■ WHAT THE TASK REQUIRES:
Copy the data below exactly.

[Collection entries]
◆ ◆ ◆ ◆

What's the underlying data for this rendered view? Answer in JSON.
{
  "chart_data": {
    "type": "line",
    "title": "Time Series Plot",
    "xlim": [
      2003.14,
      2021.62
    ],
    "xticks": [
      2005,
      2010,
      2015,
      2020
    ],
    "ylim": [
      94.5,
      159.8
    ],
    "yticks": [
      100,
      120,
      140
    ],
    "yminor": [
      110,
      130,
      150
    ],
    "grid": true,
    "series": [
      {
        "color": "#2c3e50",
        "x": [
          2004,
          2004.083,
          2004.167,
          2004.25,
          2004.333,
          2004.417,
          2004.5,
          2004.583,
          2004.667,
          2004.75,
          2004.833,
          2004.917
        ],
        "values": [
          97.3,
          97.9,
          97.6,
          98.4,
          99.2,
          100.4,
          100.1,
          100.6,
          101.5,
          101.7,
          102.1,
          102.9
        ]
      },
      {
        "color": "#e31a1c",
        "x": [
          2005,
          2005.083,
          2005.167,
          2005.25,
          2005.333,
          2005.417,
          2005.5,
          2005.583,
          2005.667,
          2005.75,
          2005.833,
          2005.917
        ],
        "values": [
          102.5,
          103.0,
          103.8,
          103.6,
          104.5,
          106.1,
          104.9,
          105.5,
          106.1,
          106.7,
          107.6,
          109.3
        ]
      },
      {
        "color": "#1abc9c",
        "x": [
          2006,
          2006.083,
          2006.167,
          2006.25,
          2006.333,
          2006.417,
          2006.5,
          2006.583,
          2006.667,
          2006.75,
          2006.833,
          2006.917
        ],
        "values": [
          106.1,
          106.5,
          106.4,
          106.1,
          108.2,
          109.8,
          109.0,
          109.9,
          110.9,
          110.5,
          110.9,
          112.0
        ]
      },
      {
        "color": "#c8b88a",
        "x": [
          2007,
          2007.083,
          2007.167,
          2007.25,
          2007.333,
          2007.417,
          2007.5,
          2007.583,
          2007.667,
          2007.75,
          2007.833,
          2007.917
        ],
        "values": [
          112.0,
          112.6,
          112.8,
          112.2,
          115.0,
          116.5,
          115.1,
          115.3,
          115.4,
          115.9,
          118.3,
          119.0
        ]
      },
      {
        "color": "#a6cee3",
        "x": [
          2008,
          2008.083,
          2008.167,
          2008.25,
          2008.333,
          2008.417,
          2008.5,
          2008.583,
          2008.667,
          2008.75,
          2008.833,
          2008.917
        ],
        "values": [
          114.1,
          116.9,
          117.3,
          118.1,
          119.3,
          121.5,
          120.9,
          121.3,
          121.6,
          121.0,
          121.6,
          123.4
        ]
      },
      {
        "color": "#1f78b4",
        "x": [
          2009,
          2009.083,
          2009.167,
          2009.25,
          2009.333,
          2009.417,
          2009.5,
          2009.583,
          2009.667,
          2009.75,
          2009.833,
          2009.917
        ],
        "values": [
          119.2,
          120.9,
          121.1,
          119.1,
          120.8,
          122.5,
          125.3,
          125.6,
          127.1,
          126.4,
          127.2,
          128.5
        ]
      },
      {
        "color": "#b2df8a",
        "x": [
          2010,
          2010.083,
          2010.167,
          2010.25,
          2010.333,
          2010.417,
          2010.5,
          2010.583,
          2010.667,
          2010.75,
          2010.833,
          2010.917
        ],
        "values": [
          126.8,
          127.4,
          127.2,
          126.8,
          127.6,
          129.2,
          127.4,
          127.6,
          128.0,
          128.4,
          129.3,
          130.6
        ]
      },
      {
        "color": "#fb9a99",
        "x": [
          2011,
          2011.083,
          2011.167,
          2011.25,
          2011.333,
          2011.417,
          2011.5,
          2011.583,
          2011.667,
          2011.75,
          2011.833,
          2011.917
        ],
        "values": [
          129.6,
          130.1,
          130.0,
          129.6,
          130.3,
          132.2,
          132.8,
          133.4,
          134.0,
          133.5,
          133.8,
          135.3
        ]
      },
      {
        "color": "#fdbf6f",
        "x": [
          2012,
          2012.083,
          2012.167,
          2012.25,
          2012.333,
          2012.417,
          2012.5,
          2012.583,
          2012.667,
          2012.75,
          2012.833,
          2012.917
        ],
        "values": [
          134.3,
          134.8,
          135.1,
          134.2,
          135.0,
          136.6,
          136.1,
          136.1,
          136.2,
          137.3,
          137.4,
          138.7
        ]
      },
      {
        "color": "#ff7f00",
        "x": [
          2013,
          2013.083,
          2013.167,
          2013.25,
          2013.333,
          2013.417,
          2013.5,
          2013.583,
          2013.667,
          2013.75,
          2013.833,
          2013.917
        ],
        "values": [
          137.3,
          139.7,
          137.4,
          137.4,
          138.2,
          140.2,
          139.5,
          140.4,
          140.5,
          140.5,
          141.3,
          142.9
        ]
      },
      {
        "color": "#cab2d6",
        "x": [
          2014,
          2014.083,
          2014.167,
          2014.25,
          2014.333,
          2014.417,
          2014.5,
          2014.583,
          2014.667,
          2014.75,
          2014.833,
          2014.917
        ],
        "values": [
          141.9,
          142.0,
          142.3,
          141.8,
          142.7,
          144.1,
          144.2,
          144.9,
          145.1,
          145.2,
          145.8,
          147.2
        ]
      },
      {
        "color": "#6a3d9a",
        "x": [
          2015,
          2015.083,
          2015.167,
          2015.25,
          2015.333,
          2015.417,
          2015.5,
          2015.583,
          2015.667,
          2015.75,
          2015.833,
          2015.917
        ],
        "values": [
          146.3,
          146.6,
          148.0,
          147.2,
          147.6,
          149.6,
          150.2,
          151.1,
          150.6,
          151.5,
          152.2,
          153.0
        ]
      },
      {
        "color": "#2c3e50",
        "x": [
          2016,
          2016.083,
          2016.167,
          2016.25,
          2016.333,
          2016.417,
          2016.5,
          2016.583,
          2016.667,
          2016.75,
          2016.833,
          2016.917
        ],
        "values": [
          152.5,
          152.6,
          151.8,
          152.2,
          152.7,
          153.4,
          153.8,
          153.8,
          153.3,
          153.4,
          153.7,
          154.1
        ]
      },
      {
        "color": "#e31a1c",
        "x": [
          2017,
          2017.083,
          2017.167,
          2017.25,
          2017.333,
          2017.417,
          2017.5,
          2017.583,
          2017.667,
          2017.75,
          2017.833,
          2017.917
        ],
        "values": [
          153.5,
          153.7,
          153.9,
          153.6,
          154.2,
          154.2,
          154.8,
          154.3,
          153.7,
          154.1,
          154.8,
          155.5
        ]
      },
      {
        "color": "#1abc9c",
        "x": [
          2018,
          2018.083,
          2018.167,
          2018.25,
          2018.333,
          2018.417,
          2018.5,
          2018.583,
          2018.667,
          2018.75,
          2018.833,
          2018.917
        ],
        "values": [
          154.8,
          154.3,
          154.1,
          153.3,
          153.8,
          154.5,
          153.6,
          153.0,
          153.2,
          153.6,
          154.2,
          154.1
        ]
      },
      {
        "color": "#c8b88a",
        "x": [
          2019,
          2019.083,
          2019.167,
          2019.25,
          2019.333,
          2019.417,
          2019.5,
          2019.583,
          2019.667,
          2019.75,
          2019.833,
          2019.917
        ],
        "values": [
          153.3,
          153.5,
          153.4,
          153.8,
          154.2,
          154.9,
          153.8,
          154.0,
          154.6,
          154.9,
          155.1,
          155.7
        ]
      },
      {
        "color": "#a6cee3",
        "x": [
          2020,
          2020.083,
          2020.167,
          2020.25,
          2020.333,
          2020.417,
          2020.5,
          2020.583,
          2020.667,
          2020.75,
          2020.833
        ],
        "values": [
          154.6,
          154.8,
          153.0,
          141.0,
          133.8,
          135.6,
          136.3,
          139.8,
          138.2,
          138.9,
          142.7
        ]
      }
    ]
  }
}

◆ ◆ ◆ ◆

■ WRITTEN ANSWER:
What's the underlying data for this rendered view? Answer in JSON.
{
  "chart_data": {
    "type": "line",
    "title": "Time Series Plot",
    "xlim": [
      2003.14,
      2021.62
    ],
    "xticks": [
      2005,
      2010,
      2015,
      2020
    ],
    "ylim": [
      94.5,
      159.8
    ],
    "yticks": [
      100,
      120,
      140
    ],
    "yminor": [
      110,
      130,
      150
    ],
    "grid": true,
    "series": [
      {
        "color": "#2c3e50",
        "x": [
          2004,
          2004.083,
          2004.167,
          2004.25,
          2004.333,
          2004.417,
          2004.5,
          2004.583,
          2004.667,
          2004.75,
          2004.833,
          2004.917
        ],
        "values": [
          97.3,
          97.9,
          97.6,
          98.4,
          99.2,
          100.4,
          100.1,
          100.6,
          101.5,
          101.7,
          102.1,
          102.9
        ]
      },
      {
        "color": "#e31a1c",
        "x": [
          2005,
          2005.083,
          2005.167,
          2005.25,
          2005.333,
          2005.417,
          2005.5,
          2005.583,
          2005.667,
          2005.75,
          2005.833,
          2005.917
        ],
        "values": [
          102.5,
          103.0,
          103.8,
          103.6,
          104.5,
          106.1,
          104.9,
          105.5,
          106.1,
          106.7,
          107.6,
          109.3
        ]
      },
      {
        "color": "#1abc9c",
        "x": [
          2006,
          2006.083,
          2006.167,
          2006.25,
          2006.333,
          2006.417,
          2006.5,
          2006.583,
          2006.667,
          2006.75,
          2006.833,
          2006.917
        ],
        "values": [
          106.1,
          106.5,
          106.4,
          106.1,
          108.2,
          109.8,
          109.0,
          109.9,
          110.9,
          110.5,
          110.9,
          112.0
        ]
      },
      {
        "color": "#c8b88a",
        "x": [
          2007,
          2007.083,
          2007.167,
          2007.25,
          2007.333,
          2007.417,
          2007.5,
          2007.583,
          2007.667,
          2007.75,
          2007.833,
          2007.917
        ],
        "values": [
          112.0,
          112.6,
          112.8,
          112.2,
          115.0,
          116.5,
          115.1,
          115.3,
          115.4,
          115.9,
          118.3,
          119.0
        ]
      },
      {
        "color": "#a6cee3",
        "x": [
          2008,
          2008.083,
          2008.167,
          2008.25,
          2008.333,
          2008.417,
          2008.5,
          2008.583,
          2008.667,
          2008.75,
          2008.833,
          2008.917
        ],
        "values": [
          114.1,
          116.9,
          117.3,
          118.1,
          119.3,
          121.5,
          120.9,
          121.3,
          121.6,
          121.0,
          121.6,
          123.4
        ]
      },
      {
        "color": "#1f78b4",
        "x": [
          2009,
          2009.083,
          2009.167,
          2009.25,
          2009.333,
          2009.417,
          2009.5,
          2009.583,
          2009.667,
          2009.75,
          2009.833,
          2009.917
        ],
        "values": [
          119.2,
          120.9,
          121.1,
          119.1,
          120.8,
          122.5,
          125.3,
          125.6,
          127.1,
          126.4,
          127.2,
          128.5
        ]
      },
      {
        "color": "#b2df8a",
        "x": [
          2010,
          2010.083,
          2010.167,
          2010.25,
          2010.333,
          2010.417,
          2010.5,
          2010.583,
          2010.667,
          2010.75,
          2010.833,
          2010.917
        ],
        "values": [
          126.8,
          127.4,
          127.2,
          126.8,
          127.6,
          129.2,
          127.4,
          127.6,
          128.0,
          128.4,
          129.3,
          130.6
        ]
      },
      {
        "color": "#fb9a99",
        "x": [
          2011,
          2011.083,
          2011.167,
          2011.25,
          2011.333,
          2011.417,
          2011.5,
          2011.583,
          2011.667,
          2011.75,
          2011.833,
          2011.917
        ],
        "values": [
          129.6,
          130.1,
          130.0,
          129.6,
          130.3,
          132.2,
          132.8,
          133.4,
          134.0,
          133.5,
          133.8,
          135.3
        ]
      },
      {
        "color": "#fdbf6f",
        "x": [
          2012,
          2012.083,
          2012.167,
          2012.25,
          2012.333,
          2012.417,
          2012.5,
          2012.583,
          2012.667,
          2012.75,
          2012.833,
          2012.917
        ],
        "values": [
          134.3,
          134.8,
          135.1,
          134.2,
          135.0,
          136.6,
          136.1,
          136.1,
          136.2,
          137.3,
          137.4,
          138.7
        ]
      },
      {
        "color": "#ff7f00",
        "x": [
          2013,
          2013.083,
          2013.167,
          2013.25,
          2013.333,
          2013.417,
          2013.5,
          2013.583,
          2013.667,
          2013.75,
          2013.833,
          2013.917
        ],
        "values": [
          137.3,
          139.7,
          137.4,
          137.4,
          138.2,
          140.2,
          139.5,
          140.4,
          140.5,
          140.5,
          141.3,
          142.9
        ]
      },
      {
        "color": "#cab2d6",
        "x": [
          2014,
          2014.083,
          2014.167,
          2014.25,
          2014.333,
          2014.417,
          2014.5,
          2014.583,
          2014.667,
          2014.75,
          2014.833,
          2014.917
        ],
        "values": [
          141.9,
          142.0,
          142.3,
          141.8,
          142.7,
          144.1,
          144.2,
          144.9,
          145.1,
          145.2,
          145.8,
          147.2
        ]
      },
      {
        "color": "#6a3d9a",
        "x": [
          2015,
          2015.083,
          2015.167,
          2015.25,
          2015.333,
          2015.417,
          2015.5,
          2015.583,
          2015.667,
          2015.75,
          2015.833,
          2015.917
        ],
        "values": [
          146.3,
          146.6,
          148.0,
          147.2,
          147.6,
          149.6,
          150.2,
          151.1,
          150.6,
          151.5,
          152.2,
          153.0
        ]
      },
      {
        "color": "#2c3e50",
        "x": [
          2016,
          2016.083,
          2016.167,
          2016.25,
          2016.333,
          2016.417,
          2016.5,
          2016.583,
          2016.667,
          2016.75,
          2016.833,
          2016.917
        ],
        "values": [
          152.5,
          152.6,
          151.8,
          152.2,
          152.7,
          153.4,
          153.8,
          153.8,
          153.3,
          153.4,
          153.7,
          154.1
        ]
      },
      {
        "color": "#e31a1c",
        "x": [
          2017,
          2017.083,
          2017.167,
          2017.25,
          2017.333,
          2017.417,
          2017.5,
          2017.583,
          2017.667,
          2017.75,
          2017.833,
          2017.917
        ],
        "values": [
          153.5,
          153.7,
          153.9,
          153.6,
          154.2,
          154.2,
          154.8,
          154.3,
          153.7,
          154.1,
          154.8,
          155.5
        ]
      },
      {
        "color": "#1abc9c",
        "x": [
          2018,
          2018.083,
          2018.167,
          2018.25,
          2018.333,
          2018.417,
          2018.5,
          2018.583,
          2018.667,
          2018.75,
          2018.833,
          2018.917
        ],
        "values": [
          154.8,
          154.3,
          154.1,
          153.3,
          153.8,
          154.5,
          153.6,
          153.0,
          153.2,
          153.6,
          154.2,
          154.1
        ]
      },
      {
        "color": "#c8b88a",
        "x": [
          2019,
          2019.083,
          2019.167,
          2019.25,
          2019.333,
          2019.417,
          2019.5,
          2019.583,
          2019.667,
          2019.75,
          2019.833,
          2019.917
        ],
        "values": [
          153.3,
          153.5,
          153.4,
          153.8,
          154.2,
          154.9,
          153.8,
          154.0,
          154.6,
          154.9,
          155.1,
          155.7
        ]
      },
      {
        "color": "#a6cee3",
        "x": [
          2020,
          2020.083,
          2020.167,
          2020.25,
          2020.333,
          2020.417,
          2020.5,
          2020.583,
          2020.667,
          2020.75,
          2020.833
        ],
        "values": [
          154.6,
          154.8,
          153.0,
          141.0,
          133.8,
          135.6,
          136.3,
          139.8,
          138.2,
          138.9,
          142.7
        ]
      }
    ]
  }
}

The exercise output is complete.